• **Exercise inputs**
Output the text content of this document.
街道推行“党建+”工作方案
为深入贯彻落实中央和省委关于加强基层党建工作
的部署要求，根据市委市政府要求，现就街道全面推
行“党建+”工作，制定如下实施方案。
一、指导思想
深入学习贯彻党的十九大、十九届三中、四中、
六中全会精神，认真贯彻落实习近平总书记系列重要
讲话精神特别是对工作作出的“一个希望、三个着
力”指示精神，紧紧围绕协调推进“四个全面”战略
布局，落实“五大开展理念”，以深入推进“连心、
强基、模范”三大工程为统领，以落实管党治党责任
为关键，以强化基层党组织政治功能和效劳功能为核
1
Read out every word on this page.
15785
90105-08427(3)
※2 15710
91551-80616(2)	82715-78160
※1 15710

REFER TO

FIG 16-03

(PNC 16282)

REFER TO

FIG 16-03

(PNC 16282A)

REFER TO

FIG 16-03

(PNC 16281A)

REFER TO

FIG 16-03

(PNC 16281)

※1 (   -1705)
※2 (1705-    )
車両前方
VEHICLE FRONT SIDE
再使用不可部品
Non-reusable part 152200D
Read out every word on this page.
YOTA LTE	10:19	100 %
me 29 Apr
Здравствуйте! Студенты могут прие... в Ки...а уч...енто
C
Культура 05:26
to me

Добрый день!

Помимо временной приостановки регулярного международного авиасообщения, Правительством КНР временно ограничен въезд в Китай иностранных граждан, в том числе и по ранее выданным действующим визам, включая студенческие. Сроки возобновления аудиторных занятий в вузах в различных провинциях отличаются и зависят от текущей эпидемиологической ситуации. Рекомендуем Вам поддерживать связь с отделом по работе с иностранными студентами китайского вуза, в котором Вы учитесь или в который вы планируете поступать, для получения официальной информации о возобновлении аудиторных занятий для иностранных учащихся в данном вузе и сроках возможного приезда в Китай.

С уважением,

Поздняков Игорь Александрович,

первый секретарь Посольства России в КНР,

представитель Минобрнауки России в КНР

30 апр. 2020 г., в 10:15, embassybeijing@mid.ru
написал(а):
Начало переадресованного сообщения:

• **Your goal**
Quote all of the entries verbatim.

• **Complete answer**
Output the text content of this document.
街道推行“党建+”工作方案
为深入贯彻落实中央和省委关于加强基层党建工作
的部署要求，根据市委市政府要求，现就街道全面推
行“党建+”工作，制定如下实施方案。
一、指导思想
深入学习贯彻党的十九大、十九届三中、四中、
六中全会精神，认真贯彻落实习近平总书记系列重要
讲话精神特别是对工作作出的“一个希望、三个着
力”指示精神，紧紧围绕协调推进“四个全面”战略
布局，落实“五大开展理念”，以深入推进“连心、
强基、模范”三大工程为统领，以落实管党治党责任
为关键，以强化基层党组织政治功能和效劳功能为核
1
Read out every word on this page.
15785
90105-08427(3)
※2 15710
91551-80616(2)	82715-78160
※1 15710

REFER TO

FIG 16-03

(PNC 16282)

REFER TO

FIG 16-03

(PNC 16282A)

REFER TO

FIG 16-03

(PNC 16281A)

REFER TO

FIG 16-03

(PNC 16281)

※1 (   -1705)
※2 (1705-    )
車両前方
VEHICLE FRONT SIDE
再使用不可部品
Non-reusable part 152200D
Read out every word on this page.
YOTA LTE	10:19	100 %
me 29 Apr
Здравствуйте! Студенты могут прие... в Ки...а уч...енто
C
Культура 05:26
to me

Добрый день!

Помимо временной приостановки регулярного международного авиасообщения, Правительством КНР временно ограничен въезд в Китай иностранных граждан, в том числе и по ранее выданным действующим визам, включая студенческие. Сроки возобновления аудиторных занятий в вузах в различных провинциях отличаются и зависят от текущей эпидемиологической ситуации. Рекомендуем Вам поддерживать связь с отделом по работе с иностранными студентами китайского вуза, в котором Вы учитесь или в который вы планируете поступать, для получения официальной информации о возобновлении аудиторных занятий для иностранных учащихся в данном вузе и сроках возможного приезда в Китай.

С уважением,

Поздняков Игорь Александрович,

первый секретарь Посольства России в КНР,

представитель Минобрнауки России в КНР

30 апр. 2020 г., в 10:15, embassybeijing@mid.ru
написал(а):
Начало переадресованного сообщения:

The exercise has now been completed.